Movies: The Florida Project, Voyeur
Two movies that revolve around cheap motels, one very good and one....problematic, to say the least.
The Florida Project
Directed by Sean Baker, whose 2015 film Tangerine made waves on the indie circuit, The Florida Project is a small movie with a big and complicated heart. The film focuses on 6-year-old Moonee, a sassy scamp of a girl who lives in a motel with her mother, Halley, and spends her days causing mischief with her friends Jancey and Scooty. While the film is ostensibly about the innocence of childhood, Baker almost immediately pulls back the curtain to reveal how fucked up and precarious Moonee's world actually is. Her mom is little more than a child herself--probably in her early 20s, no job, incredibly bad attitude toward those who only try to help her. In short, she's a terrible mother. While not abusive, per se, Halley's choices impact Moonee's life in ways neither Moonee nor Halley fully comprehend. If The Florida Project isn't excellent marketing for birth control and the morning-after pill, I don't know what is.

● ● ●

#### Parts of the exercise:
1. In the movie review of The Florida Project, what are the names of Moonee's friends?
2. Write the next part of the movie review of The Florida Project, starting after its last sentence.

#### Data shown:
● ● ●

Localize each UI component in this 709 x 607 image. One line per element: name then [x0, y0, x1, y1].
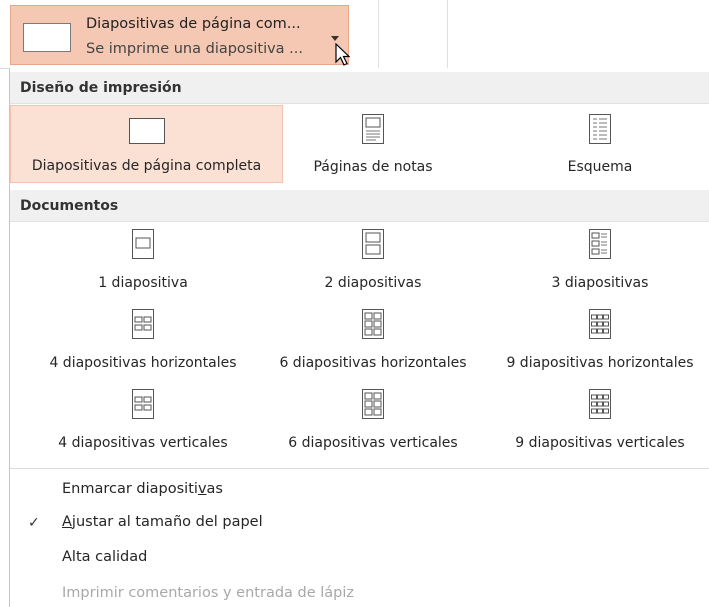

● ● ●

#### Results in order:
1. Jancey and Scooty.

2.
The motel where they live is owned by Bobby, who is played with deep wells of compassion by Willem Dafoe, the biggest star of the movie. Technically, Halley and the other women (all with small children) who live there are not legally allowed to take up permanent residence, but Bobby makes exceptions for them all despite the fact that Halley yells at him and causes him all sorts of trouble. Bobby acts as a de facto father figure to Moonee, Scooty, and Jancey who spend their days running around unsupervised (the film takes place over the summer, so they're not in school). I don't even have kids, yet I was cringing to see these little ones running along busy streets and exploring abandoned houses filled with debris.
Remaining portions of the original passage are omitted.